Por Jacqueline Santos
A semana santa está chegando e junto com ela a tradição de trocar ovos de chocolate no dia da páscoa. Juazeiro, Petrolina e região oferecem uma infinidade de produtos para quem não abre mão da iguaria. Esse é o caso de Giovanni Tudisco que, mesmo não gostando dos preços do produto, pretende presentar a sua namorada. “Acho que os ovos de páscoa estão bem caros, mas vou comprar principalmente por causa da tradição e para agradar a minha namorada, mas não sei ainda de qual marca será”, contou.
De acordo com a economista e professora Liliane Caraciolo, geralmente os preços dos ovos são de acordo com a procura. “Em geral, o preço é determinado pela lei da oferta e demanda por determinado produto. A demanda quando cresce pressiona o preço. Em épocas sazonais, como a páscoa, a demanda por chocolate propicia aumentos de preço. O produto, no caso, é o chocolate, que em formato de ovo atrai o consumo”, explicou.
Em Juazeiro e Petrolina, o consumidor pode optar por comprar os chocolates em uma das lojas de uma rede nacional. De acordo com a gerente da franquia em Juazeiro, Lidiane Camelo, a expectativa é que as vendas cheguem entre 20% a 30% a mais em relação ao ano passado.
“Nós acreditamos que vamos alcançar a nossa meta, pois como a nossa campanha começou há 40 dias antes da páscoa, as pessoas começaram a comprar antecipadamente”, explicou. Segundo a gerente, o preço dos ovos de chocolate varia de R$ 10,90 até R$ 229,00 e o consumidor pode escolher entre vários sabores, formas e ingredientes que vão desde ovos para pessoas que não podem ingerir leite ou açúcar, até pessoas que queiram além do chocolate ter uma joia, por exemplo.

Dados fornecidos:
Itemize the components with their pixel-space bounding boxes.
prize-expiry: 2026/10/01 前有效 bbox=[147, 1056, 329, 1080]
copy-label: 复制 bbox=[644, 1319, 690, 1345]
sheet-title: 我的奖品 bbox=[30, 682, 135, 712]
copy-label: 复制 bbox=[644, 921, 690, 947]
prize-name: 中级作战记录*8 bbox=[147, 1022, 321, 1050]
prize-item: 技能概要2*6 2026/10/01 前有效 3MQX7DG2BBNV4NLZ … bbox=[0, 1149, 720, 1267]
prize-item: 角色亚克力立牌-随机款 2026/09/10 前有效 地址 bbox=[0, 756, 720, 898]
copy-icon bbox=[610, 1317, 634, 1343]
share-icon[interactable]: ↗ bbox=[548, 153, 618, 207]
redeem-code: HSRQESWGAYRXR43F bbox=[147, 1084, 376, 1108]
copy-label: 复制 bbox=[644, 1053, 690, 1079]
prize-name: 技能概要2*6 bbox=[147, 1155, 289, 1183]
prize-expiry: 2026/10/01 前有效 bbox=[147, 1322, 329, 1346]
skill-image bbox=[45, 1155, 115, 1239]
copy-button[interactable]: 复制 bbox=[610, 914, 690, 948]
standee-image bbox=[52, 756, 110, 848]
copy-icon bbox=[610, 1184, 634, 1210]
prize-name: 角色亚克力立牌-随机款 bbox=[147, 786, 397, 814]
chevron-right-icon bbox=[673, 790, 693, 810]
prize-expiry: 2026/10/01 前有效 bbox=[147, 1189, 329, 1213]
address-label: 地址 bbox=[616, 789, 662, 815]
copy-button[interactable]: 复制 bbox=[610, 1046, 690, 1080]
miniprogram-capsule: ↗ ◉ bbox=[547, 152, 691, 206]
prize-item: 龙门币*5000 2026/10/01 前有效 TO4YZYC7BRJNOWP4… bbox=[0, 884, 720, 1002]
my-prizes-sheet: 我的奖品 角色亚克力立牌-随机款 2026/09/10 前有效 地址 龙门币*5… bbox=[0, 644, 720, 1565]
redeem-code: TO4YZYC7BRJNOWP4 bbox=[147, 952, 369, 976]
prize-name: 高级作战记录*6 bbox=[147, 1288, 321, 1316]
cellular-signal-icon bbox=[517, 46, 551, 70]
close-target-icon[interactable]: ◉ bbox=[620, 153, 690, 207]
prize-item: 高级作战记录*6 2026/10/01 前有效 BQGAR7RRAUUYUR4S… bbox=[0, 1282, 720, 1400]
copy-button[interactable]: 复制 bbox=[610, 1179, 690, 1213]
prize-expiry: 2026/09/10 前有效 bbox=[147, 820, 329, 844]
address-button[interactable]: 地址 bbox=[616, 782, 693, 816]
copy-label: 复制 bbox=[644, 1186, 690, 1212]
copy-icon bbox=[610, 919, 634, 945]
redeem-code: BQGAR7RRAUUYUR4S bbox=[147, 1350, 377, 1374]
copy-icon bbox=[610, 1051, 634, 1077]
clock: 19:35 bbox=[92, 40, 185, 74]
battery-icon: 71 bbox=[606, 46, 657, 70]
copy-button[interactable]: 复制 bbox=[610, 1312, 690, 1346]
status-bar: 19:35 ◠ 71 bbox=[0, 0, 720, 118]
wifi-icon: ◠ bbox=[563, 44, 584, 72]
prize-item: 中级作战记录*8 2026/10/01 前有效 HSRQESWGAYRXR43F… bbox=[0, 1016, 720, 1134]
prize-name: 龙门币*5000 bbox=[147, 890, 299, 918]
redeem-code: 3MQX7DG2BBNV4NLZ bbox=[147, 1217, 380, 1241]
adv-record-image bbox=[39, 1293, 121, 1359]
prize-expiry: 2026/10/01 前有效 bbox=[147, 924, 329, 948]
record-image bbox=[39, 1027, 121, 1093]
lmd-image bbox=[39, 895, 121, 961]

Instruções da tarefa: Repita integralmente o texto sobre os ovos de páscoa, sem nenhuma alteração. A listagem não tem nenhum papel aqui.

Sua resposta:
Por Jacqueline Santos
A semana santa está chegando e junto com ela a tradição de trocar ovos de chocolate no dia da páscoa. Juazeiro, Petrolina e região oferecem uma infinidade de produtos para quem não abre mão da iguaria. Esse é o caso de Giovanni Tudisco que, mesmo não gostando dos preços do produto, pretende presentar a sua namorada. “Acho que os ovos de páscoa estão bem caros, mas vou comprar principalmente por causa da tradição e para agradar a minha namorada, mas não sei ainda de qual marca será”, contou.
De acordo com a economista e professora Liliane Caraciolo, geralmente os preços dos ovos são de acordo com a procura. “Em geral, o preço é determinado pela lei da oferta e demanda por determinado produto. A demanda quando cresce pressiona o preço. Em épocas sazonais, como a páscoa, a demanda por chocolate propicia aumentos de preço. O produto, no caso, é o chocolate, que em formato de ovo atrai o consumo”, explicou.
Em Juazeiro e Petrolina, o consumidor pode optar por comprar os chocolates em uma das lojas de uma rede nacional. De acordo com a gerente da franquia em Juazeiro, Lidiane Camelo, a expectativa é que as vendas cheguem entre 20% a 30% a mais em relação ao ano passado.
“Nós acreditamos que vamos alcançar a nossa meta, pois como a nossa campanha começou há 40 dias antes da páscoa, as pessoas começaram a comprar antecipadamente”, explicou. Segundo a gerente, o preço dos ovos de chocolate varia de R$ 10,90 até R$ 229,00 e o consumidor pode escolher entre vários sabores, formas e ingredientes que vão desde ovos para pessoas que não podem ingerir leite ou açúcar, até pessoas que queiram além do chocolate ter uma joia, por exemplo.